■ PROBLEM DESCRIPTION
Repeat all of the data precisely.

· · · ·

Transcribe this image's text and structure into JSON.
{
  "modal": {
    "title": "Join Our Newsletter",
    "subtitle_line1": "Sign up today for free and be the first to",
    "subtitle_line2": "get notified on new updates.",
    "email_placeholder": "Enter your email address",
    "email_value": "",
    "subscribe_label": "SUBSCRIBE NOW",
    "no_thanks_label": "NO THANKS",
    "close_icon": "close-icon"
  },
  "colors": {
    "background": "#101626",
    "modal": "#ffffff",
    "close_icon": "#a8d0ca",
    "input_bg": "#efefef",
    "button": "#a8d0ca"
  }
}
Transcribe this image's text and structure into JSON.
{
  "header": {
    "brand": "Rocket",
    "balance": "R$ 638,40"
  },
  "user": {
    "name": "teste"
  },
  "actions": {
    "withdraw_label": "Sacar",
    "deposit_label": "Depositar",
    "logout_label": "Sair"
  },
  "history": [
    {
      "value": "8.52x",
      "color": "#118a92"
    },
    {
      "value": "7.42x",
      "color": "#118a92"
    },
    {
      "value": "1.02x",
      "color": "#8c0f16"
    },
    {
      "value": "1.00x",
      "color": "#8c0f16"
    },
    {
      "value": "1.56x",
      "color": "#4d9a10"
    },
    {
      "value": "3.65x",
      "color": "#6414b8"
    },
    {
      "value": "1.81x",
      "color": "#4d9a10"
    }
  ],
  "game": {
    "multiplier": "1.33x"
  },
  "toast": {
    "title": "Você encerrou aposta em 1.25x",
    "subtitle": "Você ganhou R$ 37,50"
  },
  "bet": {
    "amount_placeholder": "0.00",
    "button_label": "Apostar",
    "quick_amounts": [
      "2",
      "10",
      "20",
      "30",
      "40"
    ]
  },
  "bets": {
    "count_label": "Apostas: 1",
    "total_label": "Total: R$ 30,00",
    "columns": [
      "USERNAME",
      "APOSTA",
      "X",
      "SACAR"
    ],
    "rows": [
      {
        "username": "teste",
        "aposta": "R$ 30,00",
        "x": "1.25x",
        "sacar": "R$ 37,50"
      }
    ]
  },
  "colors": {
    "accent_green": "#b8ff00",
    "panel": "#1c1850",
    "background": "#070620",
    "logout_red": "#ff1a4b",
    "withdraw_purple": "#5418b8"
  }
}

· · · ·

■ EXERCISE OUTPUT
Transcribe this image's text and structure into JSON.
{
  "modal": {
    "title": "Join Our Newsletter",
    "subtitle_line1": "Sign up today for free and be the first to",
    "subtitle_line2": "get notified on new updates.",
    "email_placeholder": "Enter your email address",
    "email_value": "",
    "subscribe_label": "SUBSCRIBE NOW",
    "no_thanks_label": "NO THANKS",
    "close_icon": "close-icon"
  },
  "colors": {
    "background": "#101626",
    "modal": "#ffffff",
    "close_icon": "#a8d0ca",
    "input_bg": "#efefef",
    "button": "#a8d0ca"
  }
}
Transcribe this image's text and structure into JSON.
{
  "header": {
    "brand": "Rocket",
    "balance": "R$ 638,40"
  },
  "user": {
    "name": "teste"
  },
  "actions": {
    "withdraw_label": "Sacar",
    "deposit_label": "Depositar",
    "logout_label": "Sair"
  },
  "history": [
    {
      "value": "8.52x",
      "color": "#118a92"
    },
    {
      "value": "7.42x",
      "color": "#118a92"
    },
    {
      "value": "1.02x",
      "color": "#8c0f16"
    },
    {
      "value": "1.00x",
      "color": "#8c0f16"
    },
    {
      "value": "1.56x",
      "color": "#4d9a10"
    },
    {
      "value": "3.65x",
      "color": "#6414b8"
    },
    {
      "value": "1.81x",
      "color": "#4d9a10"
    }
  ],
  "game": {
    "multiplier": "1.33x"
  },
  "toast": {
    "title": "Você encerrou aposta em 1.25x",
    "subtitle": "Você ganhou R$ 37,50"
  },
  "bet": {
    "amount_placeholder": "0.00",
    "button_label": "Apostar",
    "quick_amounts": [
      "2",
      "10",
      "20",
      "30",
      "40"
    ]
  },
  "bets": {
    "count_label": "Apostas: 1",
    "total_label": "Total: R$ 30,00",
    "columns": [
      "USERNAME",
      "APOSTA",
      "X",
      "SACAR"
    ],
    "rows": [
      {
        "username": "teste",
        "aposta": "R$ 30,00",
        "x": "1.25x",
        "sacar": "R$ 37,50"
      }
    ]
  },
  "colors": {
    "accent_green": "#b8ff00",
    "panel": "#1c1850",
    "background": "#070620",
    "logout_red": "#ff1a4b",
    "withdraw_purple": "#5418b8"
  }
}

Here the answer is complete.